• **TASK GOAL**
Leaving out every picture, quote the data below exactly as it appears.

• **MATERIAL SUPPLIED**
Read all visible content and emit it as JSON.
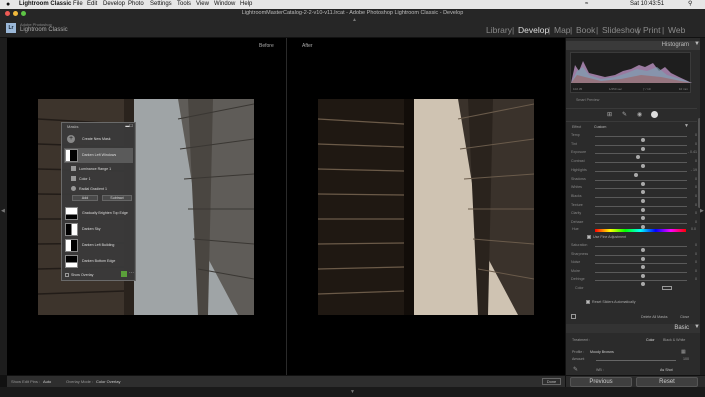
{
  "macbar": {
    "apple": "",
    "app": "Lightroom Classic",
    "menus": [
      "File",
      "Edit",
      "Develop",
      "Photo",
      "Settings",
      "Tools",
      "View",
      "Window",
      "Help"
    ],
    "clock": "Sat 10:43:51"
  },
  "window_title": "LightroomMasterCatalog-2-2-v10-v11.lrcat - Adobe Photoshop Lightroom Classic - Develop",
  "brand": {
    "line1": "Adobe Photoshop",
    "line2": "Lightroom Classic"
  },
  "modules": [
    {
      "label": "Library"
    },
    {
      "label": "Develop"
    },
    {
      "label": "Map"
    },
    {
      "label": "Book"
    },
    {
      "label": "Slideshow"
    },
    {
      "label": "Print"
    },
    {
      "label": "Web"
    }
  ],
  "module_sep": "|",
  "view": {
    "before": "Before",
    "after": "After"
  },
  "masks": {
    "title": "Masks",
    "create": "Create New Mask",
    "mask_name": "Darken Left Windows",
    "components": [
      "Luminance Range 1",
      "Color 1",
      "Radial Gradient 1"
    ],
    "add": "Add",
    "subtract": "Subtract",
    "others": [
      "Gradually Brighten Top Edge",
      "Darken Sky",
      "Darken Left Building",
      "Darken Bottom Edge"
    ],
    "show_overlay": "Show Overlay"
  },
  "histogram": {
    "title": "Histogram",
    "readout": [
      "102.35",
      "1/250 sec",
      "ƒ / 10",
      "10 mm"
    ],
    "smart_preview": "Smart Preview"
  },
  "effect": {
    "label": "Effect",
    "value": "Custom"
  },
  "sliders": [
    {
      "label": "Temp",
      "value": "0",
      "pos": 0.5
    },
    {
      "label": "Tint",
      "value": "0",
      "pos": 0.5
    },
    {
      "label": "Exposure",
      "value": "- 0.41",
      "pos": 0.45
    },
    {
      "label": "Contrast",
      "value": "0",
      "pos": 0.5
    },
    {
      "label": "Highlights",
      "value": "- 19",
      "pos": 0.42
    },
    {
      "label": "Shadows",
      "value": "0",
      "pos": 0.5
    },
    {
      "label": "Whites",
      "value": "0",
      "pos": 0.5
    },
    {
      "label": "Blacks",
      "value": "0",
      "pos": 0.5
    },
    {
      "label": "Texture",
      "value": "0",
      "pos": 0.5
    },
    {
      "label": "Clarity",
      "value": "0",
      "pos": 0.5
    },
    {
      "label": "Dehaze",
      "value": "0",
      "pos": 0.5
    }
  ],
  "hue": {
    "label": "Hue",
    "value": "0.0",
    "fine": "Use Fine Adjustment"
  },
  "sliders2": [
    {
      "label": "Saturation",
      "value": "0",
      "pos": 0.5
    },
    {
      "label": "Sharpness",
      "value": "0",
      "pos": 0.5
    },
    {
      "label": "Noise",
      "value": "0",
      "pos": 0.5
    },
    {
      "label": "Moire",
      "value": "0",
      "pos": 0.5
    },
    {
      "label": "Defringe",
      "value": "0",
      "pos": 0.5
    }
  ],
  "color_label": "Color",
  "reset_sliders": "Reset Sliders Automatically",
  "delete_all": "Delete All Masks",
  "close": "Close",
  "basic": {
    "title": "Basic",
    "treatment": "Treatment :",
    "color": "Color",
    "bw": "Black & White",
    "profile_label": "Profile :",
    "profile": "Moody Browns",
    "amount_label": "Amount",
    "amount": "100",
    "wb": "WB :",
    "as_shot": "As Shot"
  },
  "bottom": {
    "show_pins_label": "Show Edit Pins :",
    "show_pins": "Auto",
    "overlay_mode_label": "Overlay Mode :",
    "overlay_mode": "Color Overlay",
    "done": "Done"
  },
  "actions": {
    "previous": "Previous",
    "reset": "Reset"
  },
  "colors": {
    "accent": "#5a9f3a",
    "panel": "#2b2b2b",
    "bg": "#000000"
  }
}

• **RESPONSE BELOW**
Read all visible content and emit it as JSON.
{
  "macbar": {
    "apple": "",
    "app": "Lightroom Classic",
    "menus": [
      "File",
      "Edit",
      "Develop",
      "Photo",
      "Settings",
      "Tools",
      "View",
      "Window",
      "Help"
    ],
    "clock": "Sat 10:43:51"
  },
  "window_title": "LightroomMasterCatalog-2-2-v10-v11.lrcat - Adobe Photoshop Lightroom Classic - Develop",
  "brand": {
    "line1": "Adobe Photoshop",
    "line2": "Lightroom Classic"
  },
  "modules": [
    {
      "label": "Library"
    },
    {
      "label": "Develop"
    },
    {
      "label": "Map"
    },
    {
      "label": "Book"
    },
    {
      "label": "Slideshow"
    },
    {
      "label": "Print"
    },
    {
      "label": "Web"
    }
  ],
  "module_sep": "|",
  "view": {
    "before": "Before",
    "after": "After"
  },
  "masks": {
    "title": "Masks",
    "create": "Create New Mask",
    "mask_name": "Darken Left Windows",
    "components": [
      "Luminance Range 1",
      "Color 1",
      "Radial Gradient 1"
    ],
    "add": "Add",
    "subtract": "Subtract",
    "others": [
      "Gradually Brighten Top Edge",
      "Darken Sky",
      "Darken Left Building",
      "Darken Bottom Edge"
    ],
    "show_overlay": "Show Overlay"
  },
  "histogram": {
    "title": "Histogram",
    "readout": [
      "102.35",
      "1/250 sec",
      "ƒ / 10",
      "10 mm"
    ],
    "smart_preview": "Smart Preview"
  },
  "effect": {
    "label": "Effect",
    "value": "Custom"
  },
  "sliders": [
    {
      "label": "Temp",
      "value": "0",
      "pos": 0.5
    },
    {
      "label": "Tint",
      "value": "0",
      "pos": 0.5
    },
    {
      "label": "Exposure",
      "value": "- 0.41",
      "pos": 0.45
    },
    {
      "label": "Contrast",
      "value": "0",
      "pos": 0.5
    },
    {
      "label": "Highlights",
      "value": "- 19",
      "pos": 0.42
    },
    {
      "label": "Shadows",
      "value": "0",
      "pos": 0.5
    },
    {
      "label": "Whites",
      "value": "0",
      "pos": 0.5
    },
    {
      "label": "Blacks",
      "value": "0",
      "pos": 0.5
    },
    {
      "label": "Texture",
      "value": "0",
      "pos": 0.5
    },
    {
      "label": "Clarity",
      "value": "0",
      "pos": 0.5
    },
    {
      "label": "Dehaze",
      "value": "0",
      "pos": 0.5
    }
  ],
  "hue": {
    "label": "Hue",
    "value": "0.0",
    "fine": "Use Fine Adjustment"
  },
  "sliders2": [
    {
      "label": "Saturation",
      "value": "0",
      "pos": 0.5
    },
    {
      "label": "Sharpness",
      "value": "0",
      "pos": 0.5
    },
    {
      "label": "Noise",
      "value": "0",
      "pos": 0.5
    },
    {
      "label": "Moire",
      "value": "0",
      "pos": 0.5
    },
    {
      "label": "Defringe",
      "value": "0",
      "pos": 0.5
    }
  ],
  "color_label": "Color",
  "reset_sliders": "Reset Sliders Automatically",
  "delete_all": "Delete All Masks",
  "close": "Close",
  "basic": {
    "title": "Basic",
    "treatment": "Treatment :",
    "color": "Color",
    "bw": "Black & White",
    "profile_label": "Profile :",
    "profile": "Moody Browns",
    "amount_label": "Amount",
    "amount": "100",
    "wb": "WB :",
    "as_shot": "As Shot"
  },
  "bottom": {
    "show_pins_label": "Show Edit Pins :",
    "show_pins": "Auto",
    "overlay_mode_label": "Overlay Mode :",
    "overlay_mode": "Color Overlay",
    "done": "Done"
  },
  "actions": {
    "previous": "Previous",
    "reset": "Reset"
  },
  "colors": {
    "accent": "#5a9f3a",
    "panel": "#2b2b2b",
    "bg": "#000000"
  }
}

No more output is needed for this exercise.